▶ Extracts from a graphics dataset
◇ ◇ ◇ ◇ ◇ ◇ ◇
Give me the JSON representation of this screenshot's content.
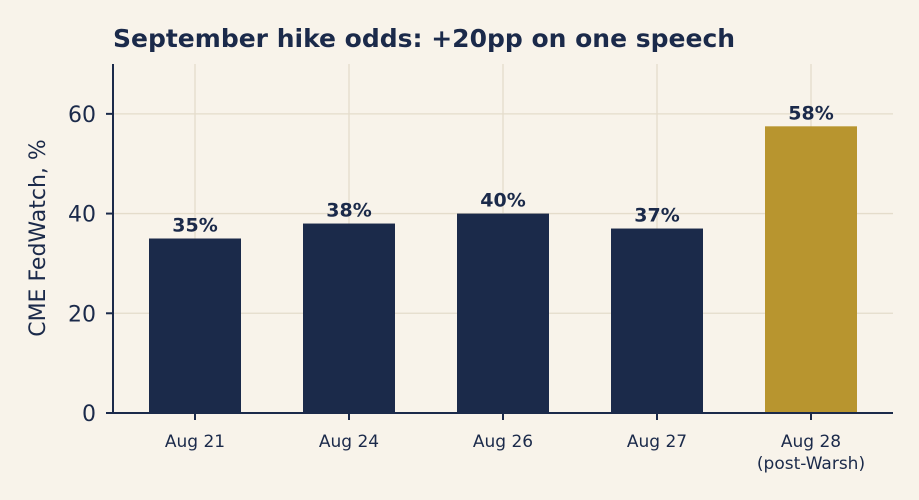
{
  "chart_data": {
    "type": "bar",
    "title": "September hike odds: +20pp on one speech",
    "xlabel": "",
    "ylabel": "CME FedWatch, %",
    "ylim": [
      0,
      70
    ],
    "yticks": [
      0,
      20,
      40,
      60
    ],
    "grid": true,
    "categories": [
      [
        "Aug 21"
      ],
      [
        "Aug 24"
      ],
      [
        "Aug 26"
      ],
      [
        "Aug 27"
      ],
      [
        "Aug 28",
        "(post-Warsh)"
      ]
    ],
    "values": [
      35,
      38,
      40,
      37,
      57.5
    ],
    "data_labels": [
      "35%",
      "38%",
      "40%",
      "37%",
      "58%"
    ],
    "colors": [
      "#1b2a4a",
      "#1b2a4a",
      "#1b2a4a",
      "#1b2a4a",
      "#b8952f"
    ]
  }
}
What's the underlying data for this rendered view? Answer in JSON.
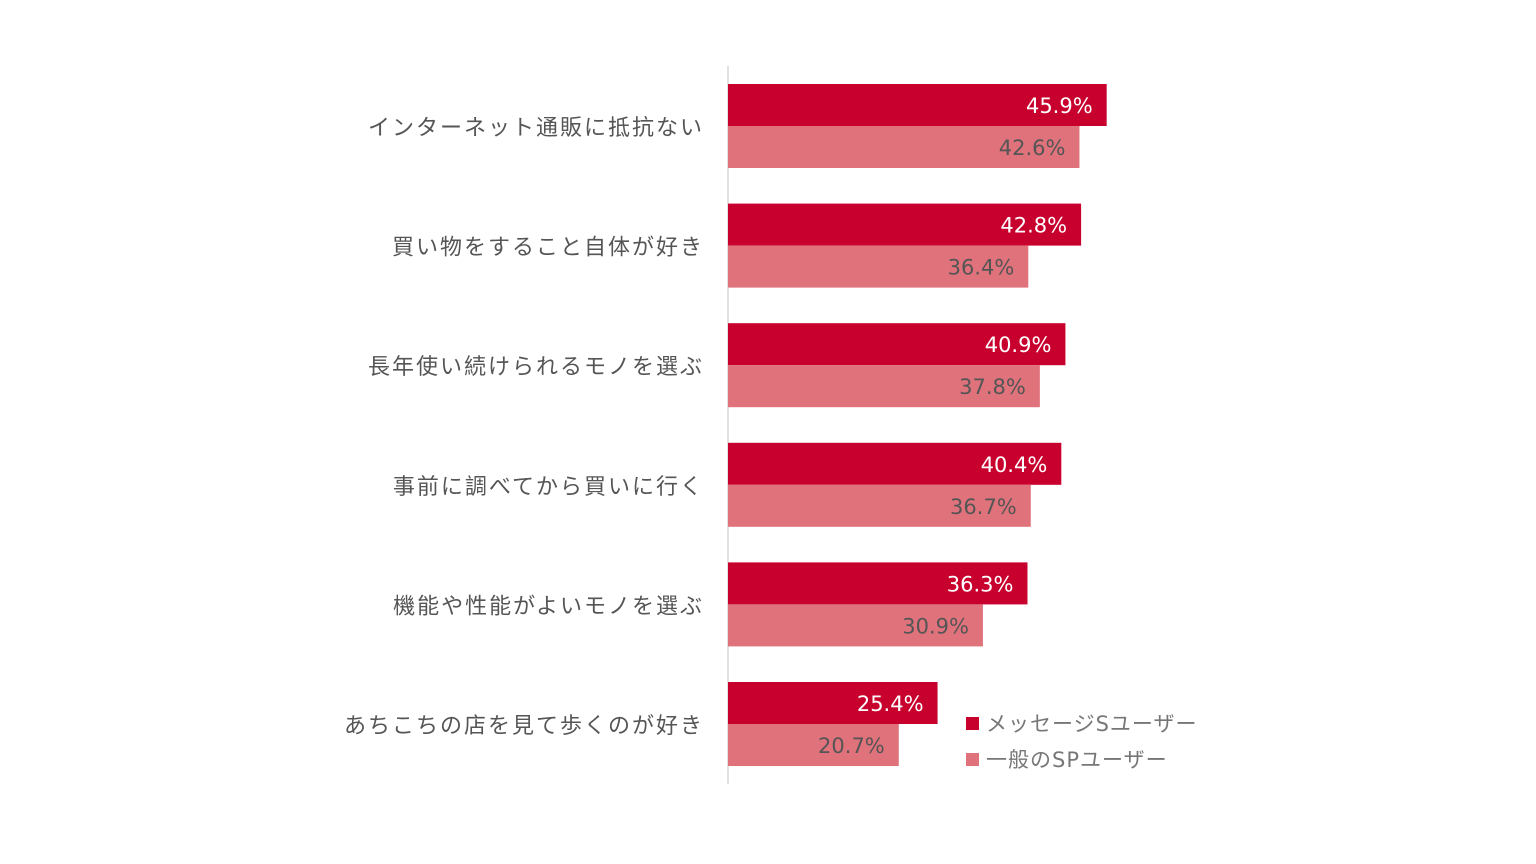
{
  "chart_data": {
    "type": "bar",
    "orientation": "horizontal",
    "categories": [
      "インターネット通販に抵抗ない",
      "買い物をすること自体が好き",
      "長年使い続けられるモノを選ぶ",
      "事前に調べてから買いに行く",
      "機能や性能がよいモノを選ぶ",
      "あちこちの店を見て歩くのが好き"
    ],
    "series": [
      {
        "name": "メッセージSユーザー",
        "color": "#c8002d",
        "label_color": "#ffffff",
        "values": [
          45.9,
          42.8,
          40.9,
          40.4,
          36.3,
          25.4
        ],
        "labels": [
          "45.9%",
          "42.8%",
          "40.9%",
          "40.4%",
          "36.3%",
          "25.4%"
        ]
      },
      {
        "name": "一般のSPユーザー",
        "color": "#e0727c",
        "label_color": "#555555",
        "values": [
          42.6,
          36.4,
          37.8,
          36.7,
          30.9,
          20.7
        ],
        "labels": [
          "42.6%",
          "36.4%",
          "37.8%",
          "36.7%",
          "30.9%",
          "20.7%"
        ]
      }
    ],
    "xlim": [
      0,
      100
    ],
    "grid": false,
    "legend_position": "bottom-right"
  }
}
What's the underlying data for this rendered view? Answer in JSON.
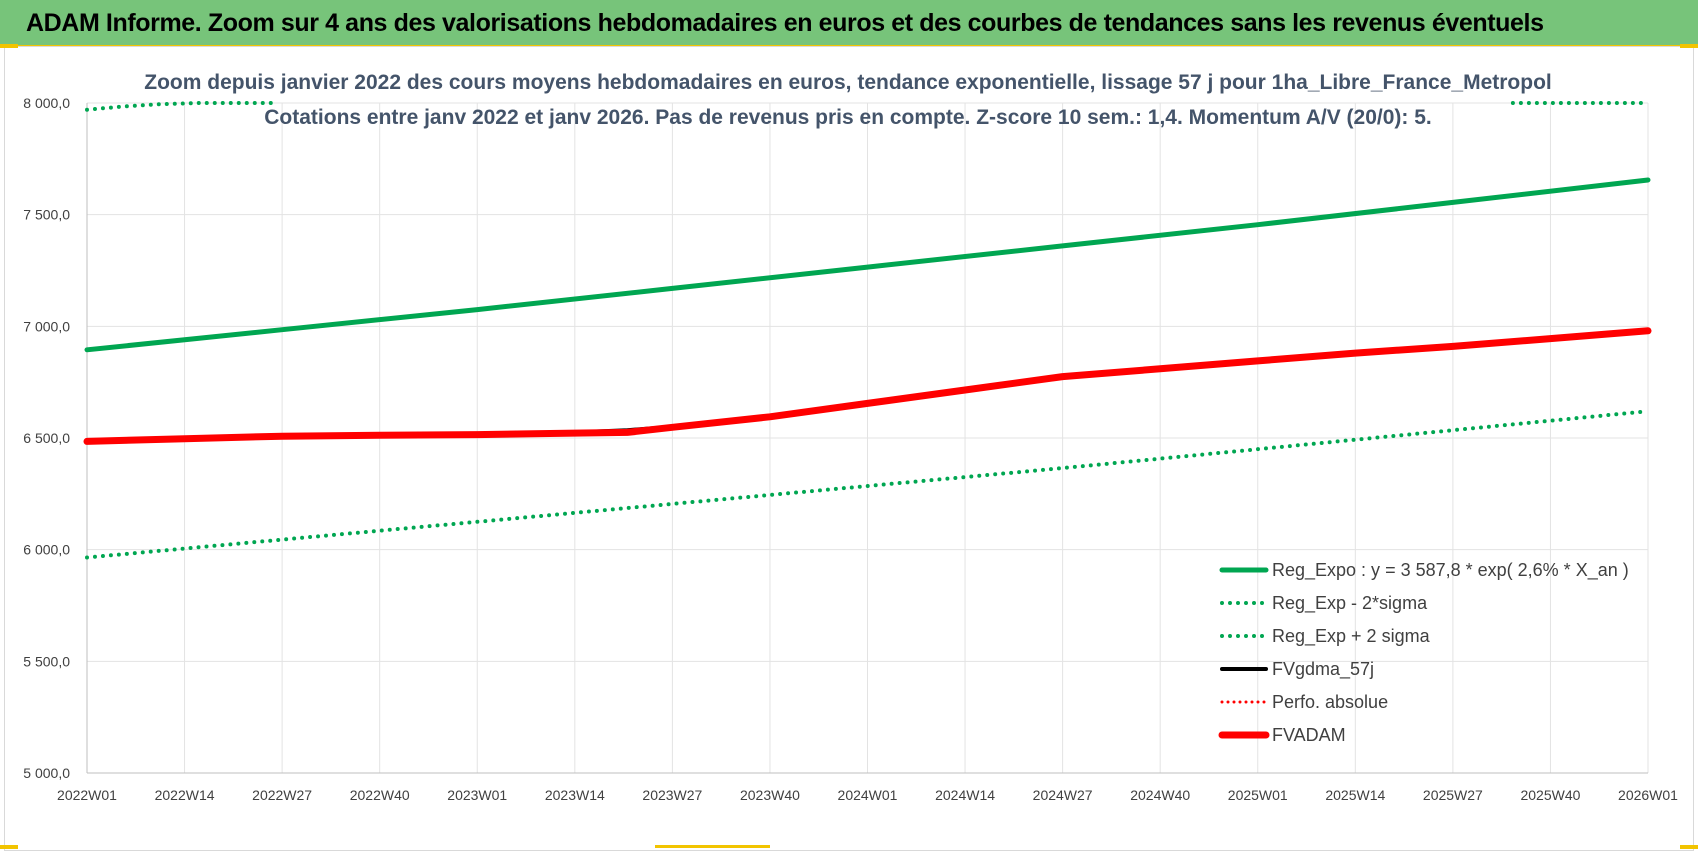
{
  "header": {
    "title": "ADAM Informe. Zoom sur 4 ans des valorisations hebdomadaires en euros et des courbes de tendances sans les revenus éventuels"
  },
  "chart_data": {
    "type": "line",
    "title_line1": "Zoom depuis janvier 2022 des cours moyens hebdomadaires en euros, tendance exponentielle, lissage 57 j pour 1ha_Libre_France_Metropol",
    "title_line2": "Cotations entre janv 2022 et janv 2026. Pas de revenus pris en compte. Z-score 10 sem.: 1,4. Momentum A/V (20/0): 5.",
    "x_tick_labels": [
      "2022W01",
      "2022W14",
      "2022W27",
      "2022W40",
      "2023W01",
      "2023W14",
      "2023W27",
      "2023W40",
      "2024W01",
      "2024W14",
      "2024W27",
      "2024W40",
      "2025W01",
      "2025W14",
      "2025W27",
      "2025W40",
      "2026W01"
    ],
    "y_tick_labels": [
      "5 000,0",
      "5 500,0",
      "6 000,0",
      "6 500,0",
      "7 000,0",
      "7 500,0",
      "8 000,0"
    ],
    "ylim": [
      5000,
      8000
    ],
    "x_week_index_range": [
      0,
      208
    ],
    "grid": true,
    "legend_position": "bottom-right",
    "colors": {
      "green": "#00a651",
      "red": "#ff0000",
      "black": "#000000",
      "banner": "#77c47a",
      "accent": "#f2c400"
    },
    "series": [
      {
        "name": "Reg_Expo : y = 3 587,8 * exp( 2,6% *  X_an )",
        "style": "solid-green",
        "x": [
          0,
          26,
          52,
          78,
          104,
          130,
          156,
          182,
          208
        ],
        "y": [
          6895,
          6985,
          7075,
          7170,
          7265,
          7360,
          7455,
          7555,
          7655
        ]
      },
      {
        "name": "Reg_Exp - 2*sigma",
        "style": "dotted-green",
        "x": [
          0,
          26,
          52,
          78,
          104,
          130,
          156,
          182,
          208
        ],
        "y": [
          5965,
          6045,
          6125,
          6205,
          6285,
          6365,
          6450,
          6535,
          6620
        ]
      },
      {
        "name": "Reg_Exp + 2 sigma",
        "style": "dotted-green",
        "x": [
          0,
          5,
          10,
          15,
          20,
          25,
          190,
          195,
          200,
          208
        ],
        "y": [
          7970,
          7985,
          7995,
          8000,
          8000,
          8000,
          8000,
          8000,
          8000,
          8000
        ]
      },
      {
        "name": "FVgdma_57j",
        "style": "solid-black",
        "x": [
          0,
          13,
          26,
          39,
          52,
          65,
          72,
          78,
          91,
          104,
          117,
          130,
          143,
          156,
          169,
          182,
          195,
          208
        ],
        "y": [
          6485,
          6497,
          6508,
          6512,
          6515,
          6525,
          6535,
          6550,
          6595,
          6655,
          6715,
          6775,
          6810,
          6845,
          6880,
          6910,
          6945,
          6980
        ]
      },
      {
        "name": "Perfo. absolue",
        "style": "dotted-red",
        "x": [],
        "y": []
      },
      {
        "name": "FVADAM",
        "style": "solid-red",
        "x": [
          0,
          13,
          26,
          39,
          52,
          65,
          72,
          78,
          91,
          104,
          117,
          130,
          143,
          156,
          169,
          182,
          195,
          208
        ],
        "y": [
          6485,
          6497,
          6508,
          6512,
          6515,
          6522,
          6525,
          6548,
          6595,
          6655,
          6715,
          6775,
          6810,
          6845,
          6880,
          6910,
          6945,
          6980
        ]
      }
    ]
  }
}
◇ ◇ ◇ ◇ ◇ ◇ ◇
▶ DO THIS
Copy each line of the data above that holds "style".

▶ CORRECT RESULT
        "style": "solid-green",
        "style": "dotted-green",
        "style": "dotted-green",
        "style": "solid-black",
        "style": "dotted-red",
        "style": "solid-red",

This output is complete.